WRITTEN PROBLEM: Please extract, without any change, the items between the line holding "Patent image size: (1020, 614)." and the line holding "The arrow 708 is at (104, 313).", inclusive.

THE DATA:
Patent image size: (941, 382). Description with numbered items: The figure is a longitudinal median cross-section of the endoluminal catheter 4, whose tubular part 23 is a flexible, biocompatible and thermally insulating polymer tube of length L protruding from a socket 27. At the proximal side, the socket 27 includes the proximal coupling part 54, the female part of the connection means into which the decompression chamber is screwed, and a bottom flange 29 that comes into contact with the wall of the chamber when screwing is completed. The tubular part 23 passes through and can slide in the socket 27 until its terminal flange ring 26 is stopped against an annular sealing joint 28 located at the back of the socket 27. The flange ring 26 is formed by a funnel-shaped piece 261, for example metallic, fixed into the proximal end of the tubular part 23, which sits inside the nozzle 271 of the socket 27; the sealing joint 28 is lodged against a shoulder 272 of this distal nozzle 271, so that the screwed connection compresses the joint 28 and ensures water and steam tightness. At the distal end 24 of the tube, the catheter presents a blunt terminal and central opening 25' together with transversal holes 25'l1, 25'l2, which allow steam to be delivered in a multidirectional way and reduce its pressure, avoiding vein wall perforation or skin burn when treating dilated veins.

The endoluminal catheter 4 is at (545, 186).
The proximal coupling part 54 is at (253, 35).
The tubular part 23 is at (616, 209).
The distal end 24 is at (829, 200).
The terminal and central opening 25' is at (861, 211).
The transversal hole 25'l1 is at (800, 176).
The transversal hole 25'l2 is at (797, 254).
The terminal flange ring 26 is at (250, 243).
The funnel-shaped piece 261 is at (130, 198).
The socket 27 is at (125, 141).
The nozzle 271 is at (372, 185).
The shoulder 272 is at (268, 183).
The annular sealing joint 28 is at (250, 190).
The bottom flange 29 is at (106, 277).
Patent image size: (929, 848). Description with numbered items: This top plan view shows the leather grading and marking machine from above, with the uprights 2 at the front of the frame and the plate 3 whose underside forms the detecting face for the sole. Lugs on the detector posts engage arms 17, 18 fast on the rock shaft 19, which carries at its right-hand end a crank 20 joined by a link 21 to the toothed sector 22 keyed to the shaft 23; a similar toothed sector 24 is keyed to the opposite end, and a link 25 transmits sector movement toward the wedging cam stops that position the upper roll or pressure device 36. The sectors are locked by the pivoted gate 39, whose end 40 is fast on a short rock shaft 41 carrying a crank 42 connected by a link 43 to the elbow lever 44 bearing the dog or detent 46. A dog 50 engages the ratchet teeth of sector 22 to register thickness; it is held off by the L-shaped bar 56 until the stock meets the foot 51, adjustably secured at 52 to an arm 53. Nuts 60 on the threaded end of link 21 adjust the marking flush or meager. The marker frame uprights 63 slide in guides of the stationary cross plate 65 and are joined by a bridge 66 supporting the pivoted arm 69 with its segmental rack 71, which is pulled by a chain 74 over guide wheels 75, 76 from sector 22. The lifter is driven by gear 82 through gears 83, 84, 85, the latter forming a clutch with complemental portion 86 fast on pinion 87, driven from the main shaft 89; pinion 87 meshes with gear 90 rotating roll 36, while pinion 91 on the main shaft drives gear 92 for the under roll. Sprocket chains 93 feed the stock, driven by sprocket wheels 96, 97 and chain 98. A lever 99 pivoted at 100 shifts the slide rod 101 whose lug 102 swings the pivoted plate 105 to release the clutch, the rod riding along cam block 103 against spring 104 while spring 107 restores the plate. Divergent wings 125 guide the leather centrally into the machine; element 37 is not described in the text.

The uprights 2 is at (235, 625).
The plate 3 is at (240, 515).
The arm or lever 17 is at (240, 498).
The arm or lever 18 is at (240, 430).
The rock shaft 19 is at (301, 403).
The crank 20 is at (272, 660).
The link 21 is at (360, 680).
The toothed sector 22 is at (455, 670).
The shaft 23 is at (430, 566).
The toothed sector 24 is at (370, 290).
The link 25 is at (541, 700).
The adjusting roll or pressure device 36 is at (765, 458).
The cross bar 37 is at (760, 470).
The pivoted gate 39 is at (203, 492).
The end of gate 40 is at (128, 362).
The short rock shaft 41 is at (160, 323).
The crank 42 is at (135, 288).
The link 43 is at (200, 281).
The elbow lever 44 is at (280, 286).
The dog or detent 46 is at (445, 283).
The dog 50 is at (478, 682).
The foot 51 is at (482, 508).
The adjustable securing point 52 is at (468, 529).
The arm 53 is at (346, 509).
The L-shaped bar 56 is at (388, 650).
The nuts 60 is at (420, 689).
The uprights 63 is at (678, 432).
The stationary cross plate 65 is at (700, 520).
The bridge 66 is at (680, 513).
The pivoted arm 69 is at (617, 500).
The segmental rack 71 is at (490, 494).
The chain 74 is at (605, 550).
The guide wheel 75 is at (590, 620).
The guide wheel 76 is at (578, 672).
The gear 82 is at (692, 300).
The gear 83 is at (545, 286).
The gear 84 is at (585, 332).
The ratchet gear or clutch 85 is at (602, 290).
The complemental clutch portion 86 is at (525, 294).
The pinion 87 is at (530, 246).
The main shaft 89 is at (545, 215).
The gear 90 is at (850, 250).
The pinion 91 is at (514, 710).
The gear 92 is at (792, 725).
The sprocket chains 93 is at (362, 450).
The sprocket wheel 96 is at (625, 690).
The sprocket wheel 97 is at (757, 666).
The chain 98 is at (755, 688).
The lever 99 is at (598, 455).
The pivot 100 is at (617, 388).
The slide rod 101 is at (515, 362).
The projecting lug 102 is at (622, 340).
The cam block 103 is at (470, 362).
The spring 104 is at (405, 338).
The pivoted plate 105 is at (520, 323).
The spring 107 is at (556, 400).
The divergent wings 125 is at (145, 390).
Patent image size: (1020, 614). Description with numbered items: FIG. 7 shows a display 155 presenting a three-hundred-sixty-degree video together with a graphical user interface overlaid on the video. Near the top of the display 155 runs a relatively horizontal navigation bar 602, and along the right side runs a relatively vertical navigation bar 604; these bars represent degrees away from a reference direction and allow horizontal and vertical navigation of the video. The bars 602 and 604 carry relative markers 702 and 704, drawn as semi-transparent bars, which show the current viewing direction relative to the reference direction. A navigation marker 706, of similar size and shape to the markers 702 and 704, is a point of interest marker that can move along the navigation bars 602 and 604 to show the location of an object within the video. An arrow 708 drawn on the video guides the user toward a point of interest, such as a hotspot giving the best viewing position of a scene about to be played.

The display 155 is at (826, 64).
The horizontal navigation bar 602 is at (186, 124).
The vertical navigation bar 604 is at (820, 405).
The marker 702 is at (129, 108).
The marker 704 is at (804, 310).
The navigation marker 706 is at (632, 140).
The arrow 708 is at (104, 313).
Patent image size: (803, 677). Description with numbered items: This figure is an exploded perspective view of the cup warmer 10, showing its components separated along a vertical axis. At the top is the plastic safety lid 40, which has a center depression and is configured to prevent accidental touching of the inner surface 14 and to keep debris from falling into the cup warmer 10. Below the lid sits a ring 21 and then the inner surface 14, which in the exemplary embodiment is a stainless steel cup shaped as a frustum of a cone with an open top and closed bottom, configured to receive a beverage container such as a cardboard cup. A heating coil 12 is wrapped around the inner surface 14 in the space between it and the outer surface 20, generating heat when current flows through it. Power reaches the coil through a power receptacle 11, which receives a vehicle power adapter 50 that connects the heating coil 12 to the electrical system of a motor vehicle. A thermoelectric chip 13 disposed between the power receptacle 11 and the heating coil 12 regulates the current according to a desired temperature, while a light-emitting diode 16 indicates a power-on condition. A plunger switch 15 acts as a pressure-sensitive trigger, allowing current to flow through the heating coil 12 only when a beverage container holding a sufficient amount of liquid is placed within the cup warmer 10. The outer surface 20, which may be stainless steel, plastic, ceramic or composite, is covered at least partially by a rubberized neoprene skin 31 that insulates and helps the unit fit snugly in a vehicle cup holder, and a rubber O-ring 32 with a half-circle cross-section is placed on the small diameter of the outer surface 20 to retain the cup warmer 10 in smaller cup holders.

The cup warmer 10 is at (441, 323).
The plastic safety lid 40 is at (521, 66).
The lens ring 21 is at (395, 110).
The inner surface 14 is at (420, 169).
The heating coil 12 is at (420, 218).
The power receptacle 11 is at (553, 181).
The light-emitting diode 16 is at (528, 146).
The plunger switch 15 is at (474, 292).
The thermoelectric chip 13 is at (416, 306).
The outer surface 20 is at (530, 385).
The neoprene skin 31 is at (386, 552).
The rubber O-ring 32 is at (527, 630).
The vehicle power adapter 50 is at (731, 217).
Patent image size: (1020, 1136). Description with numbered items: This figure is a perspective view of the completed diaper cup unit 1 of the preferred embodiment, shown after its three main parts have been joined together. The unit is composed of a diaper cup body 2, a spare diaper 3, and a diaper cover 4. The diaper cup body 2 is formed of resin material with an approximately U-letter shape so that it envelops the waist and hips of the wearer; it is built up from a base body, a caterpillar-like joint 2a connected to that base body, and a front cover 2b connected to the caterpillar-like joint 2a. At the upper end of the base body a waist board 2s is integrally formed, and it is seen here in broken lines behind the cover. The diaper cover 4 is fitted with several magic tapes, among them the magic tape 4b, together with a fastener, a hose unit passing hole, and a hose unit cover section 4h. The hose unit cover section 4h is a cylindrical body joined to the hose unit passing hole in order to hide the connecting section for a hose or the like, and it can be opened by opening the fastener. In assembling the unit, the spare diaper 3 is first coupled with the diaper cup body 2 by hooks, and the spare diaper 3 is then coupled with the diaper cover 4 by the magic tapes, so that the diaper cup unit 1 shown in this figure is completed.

EXERCISE SOLUTION:
Patent image size: (1020, 614). Description with numbered items: FIG. 7 shows a display 155 presenting a three-hundred-sixty-degree video together with a graphical user interface overlaid on the video. Near the top of the display 155 runs a relatively horizontal navigation bar 602, and along the right side runs a relatively vertical navigation bar 604; these bars represent degrees away from a reference direction and allow horizontal and vertical navigation of the video. The bars 602 and 604 carry relative markers 702 and 704, drawn as semi-transparent bars, which show the current viewing direction relative to the reference direction. A navigation marker 706, of similar size and shape to the markers 702 and 704, is a point of interest marker that can move along the navigation bars 602 and 604 to show the location of an object within the video. An arrow 708 drawn on the video guides the user toward a point of interest, such as a hotspot giving the best viewing position of a scene about to be played.

The display 155 is at (826, 64).
The horizontal navigation bar 602 is at (186, 124).
The vertical navigation bar 604 is at (820, 405).
The marker 702 is at (129, 108).
The marker 704 is at (804, 310).
The navigation marker 706 is at (632, 140).
The arrow 708 is at (104, 313).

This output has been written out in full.